• _What is needed_:
Exactly repeat the material, dropping every picture from the copy.

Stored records
----------
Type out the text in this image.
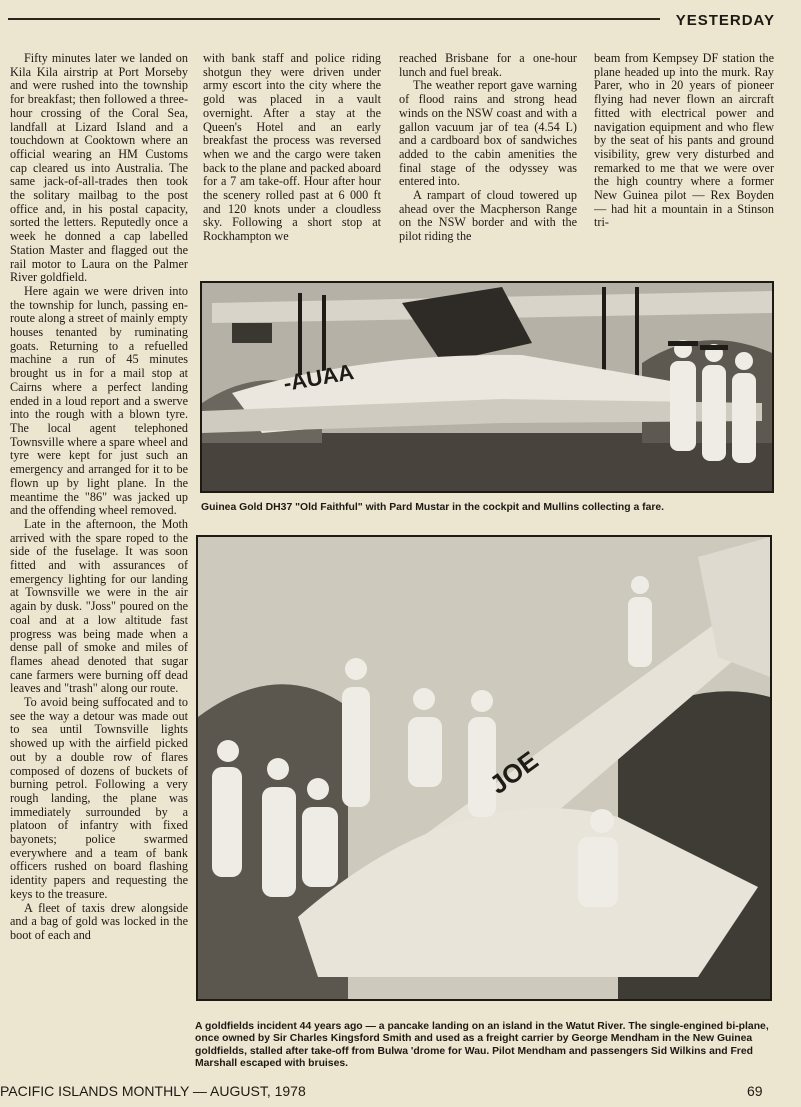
YESTERDAY

Fifty minutes later we landed on Kila Kila airstrip at Port Morseby and were rushed into the township for breakfast; then followed a three-hour crossing of the Coral Sea, landfall at Lizard Island and a touchdown at Cooktown where an official wearing an HM Customs cap cleared us into Australia. The same jack-of-all-trades then took the solitary mailbag to the post office and, in his postal capacity, sorted the letters. Reputedly once a week he donned a cap labelled Station Master and flagged out the rail motor to Laura on the Palmer River goldfield.

Here again we were driven into the township for lunch, passing en-route along a street of mainly empty houses tenanted by ruminating goats. Returning to a refuelled machine a run of 45 minutes brought us in for a mail stop at Cairns where a perfect landing ended in a loud report and a swerve into the rough with a blown tyre. The local agent telephoned Townsville where a spare wheel and tyre were kept for just such an emergency and arranged for it to be flown up by light plane. In the meantime the "86" was jacked up and the offending wheel removed.

Late in the afternoon, the Moth arrived with the spare roped to the side of the fuselage. It was soon fitted and with assurances of emergency lighting for our landing at Townsville we were in the air again by dusk. "Joss" poured on the coal and at a low altitude fast progress was being made when a dense pall of smoke and miles of flames ahead denoted that sugar cane farmers were burning off dead leaves and "trash" along our route.

To avoid being suffocated and to see the way a detour was made out to sea until Townsville lights showed up with the airfield picked out by a double row of flares composed of dozens of buckets of burning petrol. Following a very rough landing, the plane was immediately surrounded by a platoon of infantry with fixed bayonets; police swarmed everywhere and a team of bank officers rushed on board flashing identity papers and requesting the keys to the treasure.

A fleet of taxis drew alongside and a bag of gold was locked in the boot of each and

with bank staff and police riding shotgun they were driven under army escort into the city where the gold was placed in a vault overnight. After a stay at the Queen's Hotel and an early breakfast the process was reversed when we and the cargo were taken back to the plane and packed aboard for a 7 am take-off. Hour after hour the scenery rolled past at 6 000 ft and 120 knots under a cloudless sky. Following a short stop at Rockhampton we

reached Brisbane for a one-hour lunch and fuel break.

The weather report gave warning of flood rains and strong head winds on the NSW coast and with a gallon vacuum jar of tea (4.54 L) and a cardboard box of sandwiches added to the cabin amenities the final stage of the odyssey was entered into.

A rampart of cloud towered up ahead over the Macpherson Range on the NSW border and with the pilot riding the

beam from Kempsey DF station the plane headed up into the murk. Ray Parer, who in 20 years of pioneer flying had never flown an aircraft fitted with electrical power and navigation equipment and who flew by the seat of his pants and ground visibility, grew very disturbed and remarked to me that we were over the high country where a former New Guinea pilot — Rex Boyden — had hit a mountain in a Stinson tri-

-AUAA
Guinea Gold DH37 "Old Faithful" with Pard Mustar in the cockpit and Mullins collecting a fare.
JOE
A goldfields incident 44 years ago — a pancake landing on an island in the Watut River. The single-engined bi-plane, once owned by Sir Charles Kingsford Smith and used as a freight carrier by George Mendham in the New Guinea goldfields, stalled after take-off from Bulwa 'drome for Wau. Pilot Mendham and passengers Sid Wilkins and Fred Marshall escaped with bruises.
PACIFIC ISLANDS MONTHLY — AUGUST, 1978	69
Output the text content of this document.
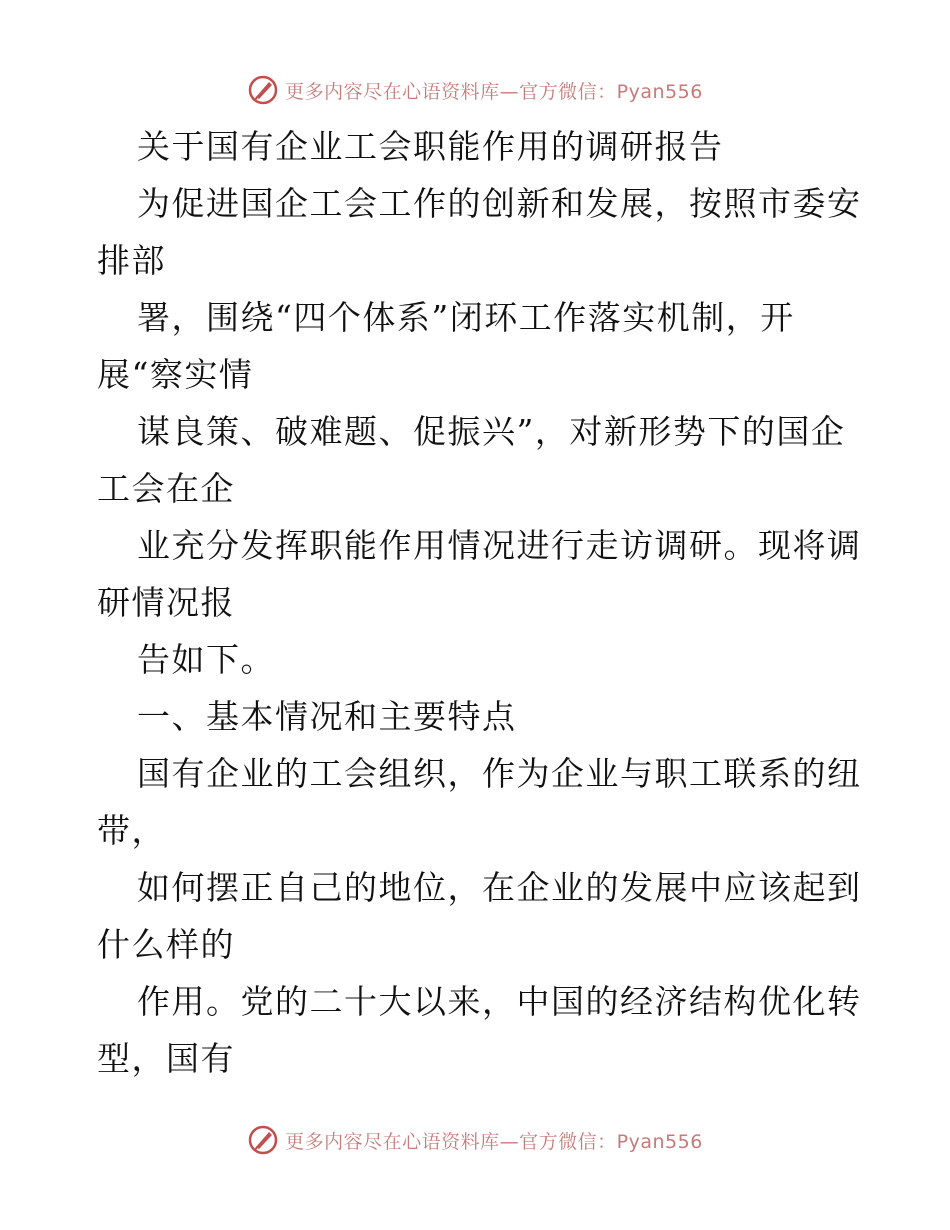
更多内容尽在心语资料库—官方微信：Pyan556
关于国有企业工会职能作用的调研报告
为促进国企工会工作的创新和发展，按照市委安
排部
署，围绕“四个体系”闭环工作落实机制，开
展“察实情
谋良策、破难题、促振兴”，对新形势下的国企
工会在企
业充分发挥职能作用情况进行走访调研。现将调
研情况报
告如下。
一、基本情况和主要特点
国有企业的工会组织，作为企业与职工联系的纽
带，
如何摆正自己的地位，在企业的发展中应该起到
什么样的
作用。党的二十大以来，中国的经济结构优化转
型，国有
更多内容尽在心语资料库—官方微信：Pyan556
----------
• _In response_:
Type out the text in this image.
YESTERDAY

Fifty minutes later we landed on Kila Kila airstrip at Port Morseby and were rushed into the township for breakfast; then followed a three-hour crossing of the Coral Sea, landfall at Lizard Island and a touchdown at Cooktown where an official wearing an HM Customs cap cleared us into Australia. The same jack-of-all-trades then took the solitary mailbag to the post office and, in his postal capacity, sorted the letters. Reputedly once a week he donned a cap labelled Station Master and flagged out the rail motor to Laura on the Palmer River goldfield.

Here again we were driven into the township for lunch, passing en-route along a street of mainly empty houses tenanted by ruminating goats. Returning to a refuelled machine a run of 45 minutes brought us in for a mail stop at Cairns where a perfect landing ended in a loud report and a swerve into the rough with a blown tyre. The local agent telephoned Townsville where a spare wheel and tyre were kept for just such an emergency and arranged for it to be flown up by light plane. In the meantime the "86" was jacked up and the offending wheel removed.

Late in the afternoon, the Moth arrived with the spare roped to the side of the fuselage. It was soon fitted and with assurances of emergency lighting for our landing at Townsville we were in the air again by dusk. "Joss" poured on the coal and at a low altitude fast progress was being made when a dense pall of smoke and miles of flames ahead denoted that sugar cane farmers were burning off dead leaves and "trash" along our route.

To avoid being suffocated and to see the way a detour was made out to sea until Townsville lights showed up with the airfield picked out by a double row of flares composed of dozens of buckets of burning petrol. Following a very rough landing, the plane was immediately surrounded by a platoon of infantry with fixed bayonets; police swarmed everywhere and a team of bank officers rushed on board flashing identity papers and requesting the keys to the treasure.

A fleet of taxis drew alongside and a bag of gold was locked in the boot of each and

with bank staff and police riding shotgun they were driven under army escort into the city where the gold was placed in a vault overnight. After a stay at the Queen's Hotel and an early breakfast the process was reversed when we and the cargo were taken back to the plane and packed aboard for a 7 am take-off. Hour after hour the scenery rolled past at 6 000 ft and 120 knots under a cloudless sky. Following a short stop at Rockhampton we

reached Brisbane for a one-hour lunch and fuel break.

The weather report gave warning of flood rains and strong head winds on the NSW coast and with a gallon vacuum jar of tea (4.54 L) and a cardboard box of sandwiches added to the cabin amenities the final stage of the odyssey was entered into.

A rampart of cloud towered up ahead over the Macpherson Range on the NSW border and with the pilot riding the

beam from Kempsey DF station the plane headed up into the murk. Ray Parer, who in 20 years of pioneer flying had never flown an aircraft fitted with electrical power and navigation equipment and who flew by the seat of his pants and ground visibility, grew very disturbed and remarked to me that we were over the high country where a former New Guinea pilot — Rex Boyden — had hit a mountain in a Stinson tri-

-AUAA
Guinea Gold DH37 "Old Faithful" with Pard Mustar in the cockpit and Mullins collecting a fare.
JOE
A goldfields incident 44 years ago — a pancake landing on an island in the Watut River. The single-engined bi-plane, once owned by Sir Charles Kingsford Smith and used as a freight carrier by George Mendham in the New Guinea goldfields, stalled after take-off from Bulwa 'drome for Wau. Pilot Mendham and passengers Sid Wilkins and Fred Marshall escaped with bruises.
PACIFIC ISLANDS MONTHLY — AUGUST, 1978	69
Output the text content of this document.
更多内容尽在心语资料库—官方微信：Pyan556
关于国有企业工会职能作用的调研报告
为促进国企工会工作的创新和发展，按照市委安
排部
署，围绕“四个体系”闭环工作落实机制，开
展“察实情
谋良策、破难题、促振兴”，对新形势下的国企
工会在企
业充分发挥职能作用情况进行走访调研。现将调
研情况报
告如下。
一、基本情况和主要特点
国有企业的工会组织，作为企业与职工联系的纽
带，
如何摆正自己的地位，在企业的发展中应该起到
什么样的
作用。党的二十大以来，中国的经济结构优化转
型，国有
更多内容尽在心语资料库—官方微信：Pyan556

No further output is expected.